DATASET EXCERPTS:
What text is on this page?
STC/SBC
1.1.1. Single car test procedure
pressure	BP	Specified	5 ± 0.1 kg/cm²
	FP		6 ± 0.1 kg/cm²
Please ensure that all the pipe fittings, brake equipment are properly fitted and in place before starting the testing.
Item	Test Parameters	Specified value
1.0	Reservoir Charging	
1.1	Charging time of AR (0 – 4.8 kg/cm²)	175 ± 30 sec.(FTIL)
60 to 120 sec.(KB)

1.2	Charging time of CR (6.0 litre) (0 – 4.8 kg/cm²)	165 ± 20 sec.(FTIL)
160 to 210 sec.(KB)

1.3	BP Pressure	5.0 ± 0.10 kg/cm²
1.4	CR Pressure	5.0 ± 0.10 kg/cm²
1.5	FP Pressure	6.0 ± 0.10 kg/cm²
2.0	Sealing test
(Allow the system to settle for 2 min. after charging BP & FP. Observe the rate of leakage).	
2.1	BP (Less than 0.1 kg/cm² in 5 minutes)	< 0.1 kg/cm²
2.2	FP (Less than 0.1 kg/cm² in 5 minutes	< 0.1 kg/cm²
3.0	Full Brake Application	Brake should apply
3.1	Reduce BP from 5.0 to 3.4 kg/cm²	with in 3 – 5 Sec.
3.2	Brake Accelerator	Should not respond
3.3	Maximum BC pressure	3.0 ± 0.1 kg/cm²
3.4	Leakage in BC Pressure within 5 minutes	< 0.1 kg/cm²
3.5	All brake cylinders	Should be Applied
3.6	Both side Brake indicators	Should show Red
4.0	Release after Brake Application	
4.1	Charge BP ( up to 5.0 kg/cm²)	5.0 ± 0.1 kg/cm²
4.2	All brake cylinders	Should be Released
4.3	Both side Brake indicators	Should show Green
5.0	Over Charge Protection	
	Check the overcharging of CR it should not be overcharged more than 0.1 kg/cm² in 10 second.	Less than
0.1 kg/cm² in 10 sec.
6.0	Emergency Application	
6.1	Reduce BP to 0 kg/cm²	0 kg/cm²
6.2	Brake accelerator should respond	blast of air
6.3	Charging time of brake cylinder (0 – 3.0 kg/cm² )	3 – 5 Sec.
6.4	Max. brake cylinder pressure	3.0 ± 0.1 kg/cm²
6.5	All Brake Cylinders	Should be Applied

REQUIREMENT:
All of the data needs to be printed once more, exactly.

ANSWER TO THE TASK:
What text is on this page?
STC/SBC
1.1.1. Single car test procedure
pressure	BP	Specified	5 ± 0.1 kg/cm²
	FP		6 ± 0.1 kg/cm²
Please ensure that all the pipe fittings, brake equipment are properly fitted and in place before starting the testing.
Item	Test Parameters	Specified value
1.0	Reservoir Charging	
1.1	Charging time of AR (0 – 4.8 kg/cm²)	175 ± 30 sec.(FTIL)
60 to 120 sec.(KB)

1.2	Charging time of CR (6.0 litre) (0 – 4.8 kg/cm²)	165 ± 20 sec.(FTIL)
160 to 210 sec.(KB)

1.3	BP Pressure	5.0 ± 0.10 kg/cm²
1.4	CR Pressure	5.0 ± 0.10 kg/cm²
1.5	FP Pressure	6.0 ± 0.10 kg/cm²
2.0	Sealing test
(Allow the system to settle for 2 min. after charging BP & FP. Observe the rate of leakage).	
2.1	BP (Less than 0.1 kg/cm² in 5 minutes)	< 0.1 kg/cm²
2.2	FP (Less than 0.1 kg/cm² in 5 minutes	< 0.1 kg/cm²
3.0	Full Brake Application	Brake should apply
3.1	Reduce BP from 5.0 to 3.4 kg/cm²	with in 3 – 5 Sec.
3.2	Brake Accelerator	Should not respond
3.3	Maximum BC pressure	3.0 ± 0.1 kg/cm²
3.4	Leakage in BC Pressure within 5 minutes	< 0.1 kg/cm²
3.5	All brake cylinders	Should be Applied
3.6	Both side Brake indicators	Should show Red
4.0	Release after Brake Application	
4.1	Charge BP ( up to 5.0 kg/cm²)	5.0 ± 0.1 kg/cm²
4.2	All brake cylinders	Should be Released
4.3	Both side Brake indicators	Should show Green
5.0	Over Charge Protection	
	Check the overcharging of CR it should not be overcharged more than 0.1 kg/cm² in 10 second.	Less than
0.1 kg/cm² in 10 sec.
6.0	Emergency Application	
6.1	Reduce BP to 0 kg/cm²	0 kg/cm²
6.2	Brake accelerator should respond	blast of air
6.3	Charging time of brake cylinder (0 – 3.0 kg/cm² )	3 – 5 Sec.
6.4	Max. brake cylinder pressure	3.0 ± 0.1 kg/cm²
6.5	All Brake Cylinders	Should be Applied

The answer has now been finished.